Goal :: Wherever "approach" appears in a line, list that line.

** BEGIN **

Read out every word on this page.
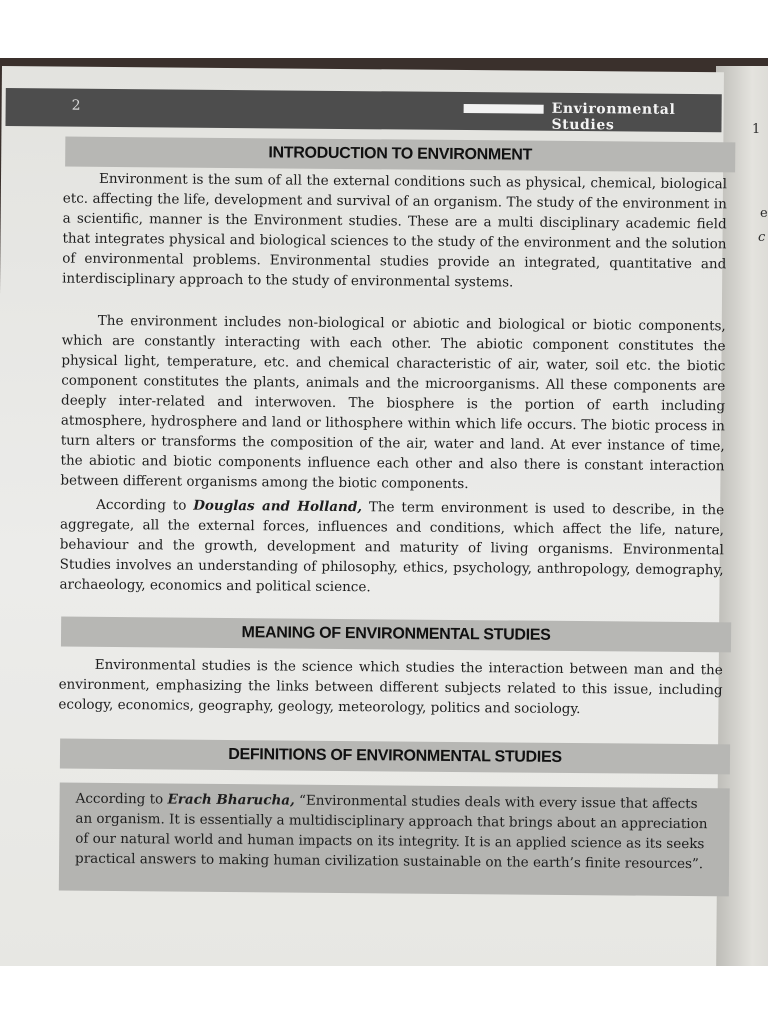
1
e
c
2	Environmental Studies
INTRODUCTION TO ENVIRONMENT

Environment is the sum of all the external conditions such as physical, chemical, biological etc. affecting the life, development and survival of an organism. The study of the environment in a scientific, manner is the Environment studies. These are a multi disciplinary academic field that integrates physical and biological sciences to the study of the environment and the solution of environmental problems. Environmental studies provide an integrated, quantitative and interdisciplinary approach to the study of environmental systems.

The environment includes non-biological or abiotic and biological or biotic components, which are constantly interacting with each other. The abiotic component constitutes the physical light, temperature, etc. and chemical characteristic of air, water, soil etc. the biotic component constitutes the plants, animals and the microorganisms. All these components are deeply inter-related and interwoven. The biosphere is the portion of earth including atmosphere, hydrosphere and land or lithosphere within which life occurs. The biotic process in turn alters or transforms the composition of the air, water and land. At ever instance of time, the abiotic and biotic components influence each other and also there is constant interaction between different organisms among the biotic components.

According to Douglas and Holland, The term environment is used to describe, in the aggregate, all the external forces, influences and conditions, which affect the life, nature, behaviour and the growth, development and maturity of living organisms. Environmental Studies involves an understanding of philosophy, ethics, psychology, anthropology, demography, archaeology, economics and political science.

MEANING OF ENVIRONMENTAL STUDIES

Environmental studies is the science which studies the interaction between man and the environment, emphasizing the links between different subjects related to this issue, including ecology, economics, geography, geology, meteorology, politics and sociology.

DEFINITIONS OF ENVIRONMENTAL STUDIES

According to Erach Bharucha, “Environmental studies deals with every issue that affects an organism. It is essentially a multidisciplinary approach that brings about an appreciation of our natural world and human impacts on its integrity. It is an applied science as its seeks practical answers to making human civilization sustainable on the earth’s finite resources”.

** END **

Written answer ::
Environment is the sum of all the external conditions such as physical, chemical, biological etc. affecting the life, development and survival of an organism. The study of the environment in a scientific, manner is the Environment studies. These are a multi disciplinary academic field that integrates physical and biological sciences to the study of the environment and the solution of environmental problems. Environmental studies provide an integrated, quantitative and interdisciplinary approach to the study of environmental systems.
According to Erach Bharucha, “Environmental studies deals with every issue that affects an organism. It is essentially a multidisciplinary approach that brings about an appreciation of our natural world and human impacts on its integrity. It is an applied science as its seeks practical answers to making human civilization sustainable on the earth’s finite resources”.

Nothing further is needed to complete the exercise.